## BEGIN

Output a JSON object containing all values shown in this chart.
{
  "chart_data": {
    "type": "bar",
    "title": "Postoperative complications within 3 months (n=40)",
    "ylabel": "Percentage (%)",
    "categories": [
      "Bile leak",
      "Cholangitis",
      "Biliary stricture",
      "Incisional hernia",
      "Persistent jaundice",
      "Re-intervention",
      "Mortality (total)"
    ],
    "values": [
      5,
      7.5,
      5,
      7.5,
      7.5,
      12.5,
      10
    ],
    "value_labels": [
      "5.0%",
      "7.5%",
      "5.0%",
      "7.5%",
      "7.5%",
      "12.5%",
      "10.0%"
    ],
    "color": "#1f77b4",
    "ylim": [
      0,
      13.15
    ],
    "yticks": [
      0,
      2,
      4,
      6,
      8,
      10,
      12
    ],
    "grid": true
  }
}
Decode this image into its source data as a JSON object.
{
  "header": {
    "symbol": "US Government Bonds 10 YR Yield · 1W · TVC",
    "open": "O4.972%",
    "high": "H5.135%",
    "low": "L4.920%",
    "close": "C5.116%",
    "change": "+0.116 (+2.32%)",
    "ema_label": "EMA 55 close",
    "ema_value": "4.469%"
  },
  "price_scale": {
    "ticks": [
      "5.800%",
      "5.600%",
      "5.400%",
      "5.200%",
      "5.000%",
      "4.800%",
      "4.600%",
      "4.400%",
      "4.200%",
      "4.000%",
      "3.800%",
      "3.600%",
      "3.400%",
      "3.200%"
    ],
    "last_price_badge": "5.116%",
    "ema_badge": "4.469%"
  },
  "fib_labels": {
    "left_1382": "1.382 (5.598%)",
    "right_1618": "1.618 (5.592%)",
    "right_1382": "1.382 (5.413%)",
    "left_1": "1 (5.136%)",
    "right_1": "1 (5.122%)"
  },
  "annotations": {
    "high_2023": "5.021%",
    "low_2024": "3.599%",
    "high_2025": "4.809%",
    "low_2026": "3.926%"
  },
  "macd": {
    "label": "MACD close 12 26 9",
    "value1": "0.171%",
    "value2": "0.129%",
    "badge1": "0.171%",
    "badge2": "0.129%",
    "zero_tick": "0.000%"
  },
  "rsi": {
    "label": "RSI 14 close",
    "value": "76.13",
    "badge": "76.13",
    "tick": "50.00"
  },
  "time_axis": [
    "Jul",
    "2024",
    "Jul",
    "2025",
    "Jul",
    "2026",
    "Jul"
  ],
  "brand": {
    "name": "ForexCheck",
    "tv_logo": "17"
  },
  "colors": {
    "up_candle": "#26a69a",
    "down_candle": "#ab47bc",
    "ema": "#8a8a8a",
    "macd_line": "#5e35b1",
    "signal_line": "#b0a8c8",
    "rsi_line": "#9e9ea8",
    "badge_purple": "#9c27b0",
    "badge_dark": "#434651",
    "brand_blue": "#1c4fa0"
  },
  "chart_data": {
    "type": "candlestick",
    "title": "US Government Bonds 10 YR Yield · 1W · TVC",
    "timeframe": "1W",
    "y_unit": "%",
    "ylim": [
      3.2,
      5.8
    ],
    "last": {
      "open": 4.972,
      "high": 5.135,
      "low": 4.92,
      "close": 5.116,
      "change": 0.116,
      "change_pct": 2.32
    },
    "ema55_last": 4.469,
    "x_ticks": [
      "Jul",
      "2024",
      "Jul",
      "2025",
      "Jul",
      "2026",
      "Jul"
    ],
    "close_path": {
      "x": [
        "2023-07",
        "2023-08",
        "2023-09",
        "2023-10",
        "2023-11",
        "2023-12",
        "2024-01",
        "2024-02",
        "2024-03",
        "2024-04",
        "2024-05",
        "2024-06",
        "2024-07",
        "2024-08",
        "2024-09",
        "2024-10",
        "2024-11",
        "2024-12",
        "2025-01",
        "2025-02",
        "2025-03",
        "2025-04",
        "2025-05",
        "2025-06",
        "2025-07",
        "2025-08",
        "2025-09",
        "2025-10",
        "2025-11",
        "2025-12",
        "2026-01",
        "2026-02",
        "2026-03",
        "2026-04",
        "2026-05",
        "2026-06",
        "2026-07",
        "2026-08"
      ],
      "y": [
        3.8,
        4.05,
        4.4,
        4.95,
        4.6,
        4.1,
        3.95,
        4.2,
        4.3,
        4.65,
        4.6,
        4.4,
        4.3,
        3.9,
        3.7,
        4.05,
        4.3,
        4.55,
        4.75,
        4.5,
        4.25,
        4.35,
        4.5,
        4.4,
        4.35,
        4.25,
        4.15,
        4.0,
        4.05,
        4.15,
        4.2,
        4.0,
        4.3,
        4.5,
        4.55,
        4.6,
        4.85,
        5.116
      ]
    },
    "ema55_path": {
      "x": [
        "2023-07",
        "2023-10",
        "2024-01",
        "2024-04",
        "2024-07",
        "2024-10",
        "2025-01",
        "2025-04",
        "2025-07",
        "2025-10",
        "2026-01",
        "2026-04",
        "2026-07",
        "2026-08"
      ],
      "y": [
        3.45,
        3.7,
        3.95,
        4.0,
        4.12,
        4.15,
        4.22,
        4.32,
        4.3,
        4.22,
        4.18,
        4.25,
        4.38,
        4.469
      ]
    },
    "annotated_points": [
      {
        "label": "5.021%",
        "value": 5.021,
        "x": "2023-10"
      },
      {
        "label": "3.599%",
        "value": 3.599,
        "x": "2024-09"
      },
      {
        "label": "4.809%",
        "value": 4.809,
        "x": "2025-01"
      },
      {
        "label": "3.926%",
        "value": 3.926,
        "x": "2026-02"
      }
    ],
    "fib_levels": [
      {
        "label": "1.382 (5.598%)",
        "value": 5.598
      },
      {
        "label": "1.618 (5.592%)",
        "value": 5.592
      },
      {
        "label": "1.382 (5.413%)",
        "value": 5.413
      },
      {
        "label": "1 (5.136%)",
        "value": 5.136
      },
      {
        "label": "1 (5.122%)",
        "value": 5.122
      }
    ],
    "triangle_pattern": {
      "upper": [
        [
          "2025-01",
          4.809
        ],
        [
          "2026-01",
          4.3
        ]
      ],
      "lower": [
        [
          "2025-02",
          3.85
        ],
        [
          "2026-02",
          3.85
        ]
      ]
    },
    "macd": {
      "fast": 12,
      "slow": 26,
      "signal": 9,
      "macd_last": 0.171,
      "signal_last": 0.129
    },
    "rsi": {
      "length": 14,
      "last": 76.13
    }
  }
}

## END
## BEGIN

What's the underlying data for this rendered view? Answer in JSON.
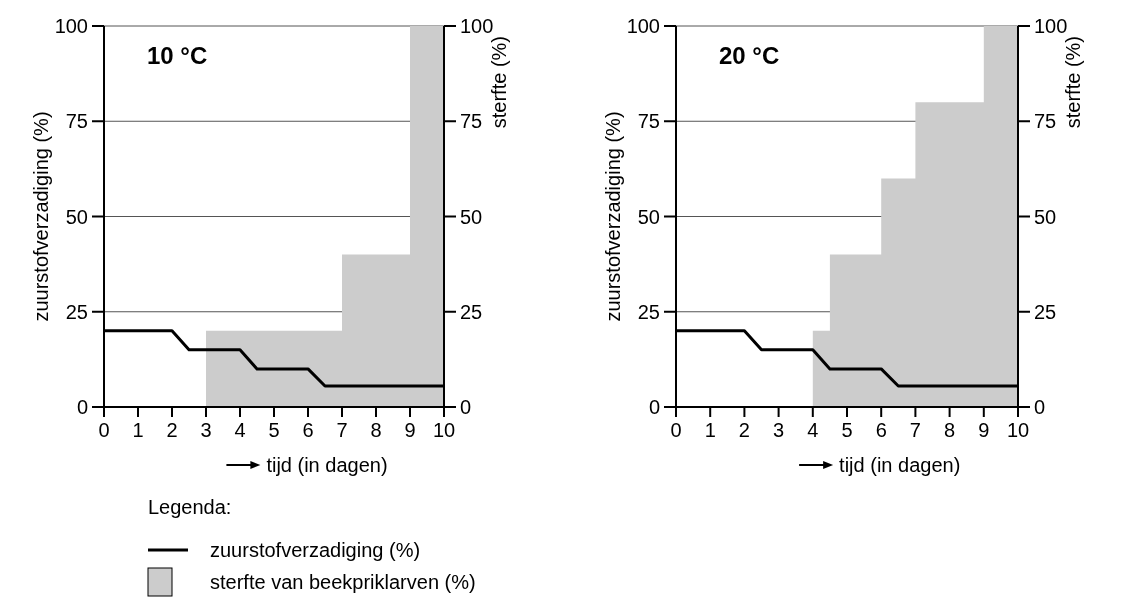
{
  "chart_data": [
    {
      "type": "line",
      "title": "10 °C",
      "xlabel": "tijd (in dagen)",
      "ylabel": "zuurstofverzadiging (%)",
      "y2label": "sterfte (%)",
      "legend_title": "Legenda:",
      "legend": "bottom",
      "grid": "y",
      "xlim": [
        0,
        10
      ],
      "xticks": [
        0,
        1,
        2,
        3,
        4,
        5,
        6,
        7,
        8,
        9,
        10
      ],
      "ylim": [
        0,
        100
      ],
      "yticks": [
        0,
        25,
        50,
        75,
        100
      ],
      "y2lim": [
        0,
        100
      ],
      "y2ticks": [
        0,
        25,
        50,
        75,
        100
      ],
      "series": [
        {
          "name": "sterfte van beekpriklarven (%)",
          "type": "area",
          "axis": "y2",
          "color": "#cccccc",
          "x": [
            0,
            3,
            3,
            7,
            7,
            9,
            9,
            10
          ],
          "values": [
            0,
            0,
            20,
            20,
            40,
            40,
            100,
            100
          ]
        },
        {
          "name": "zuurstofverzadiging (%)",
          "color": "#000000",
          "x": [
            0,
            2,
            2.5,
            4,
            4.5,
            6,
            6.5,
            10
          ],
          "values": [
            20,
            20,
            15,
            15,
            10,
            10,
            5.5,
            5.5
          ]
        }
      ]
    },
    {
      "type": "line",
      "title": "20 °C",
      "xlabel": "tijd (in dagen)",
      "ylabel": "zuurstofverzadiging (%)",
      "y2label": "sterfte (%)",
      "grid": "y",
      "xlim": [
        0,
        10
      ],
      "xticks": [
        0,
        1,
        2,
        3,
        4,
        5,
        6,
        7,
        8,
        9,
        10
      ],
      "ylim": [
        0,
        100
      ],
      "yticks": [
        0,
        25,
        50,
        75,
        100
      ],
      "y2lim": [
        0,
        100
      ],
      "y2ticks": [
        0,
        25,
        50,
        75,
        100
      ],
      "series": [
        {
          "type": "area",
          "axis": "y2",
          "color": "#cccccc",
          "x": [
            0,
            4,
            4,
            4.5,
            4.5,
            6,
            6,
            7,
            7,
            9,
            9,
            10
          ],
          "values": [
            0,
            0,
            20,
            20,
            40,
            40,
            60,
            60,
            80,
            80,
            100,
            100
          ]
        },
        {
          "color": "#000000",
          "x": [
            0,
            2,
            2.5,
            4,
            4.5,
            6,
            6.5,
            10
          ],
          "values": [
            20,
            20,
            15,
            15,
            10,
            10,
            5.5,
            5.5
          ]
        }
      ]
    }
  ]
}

## END

* _What needs to be done_: Report only the number of lines in the listing that contain the word "Bonds".

* _Result of the task_: 2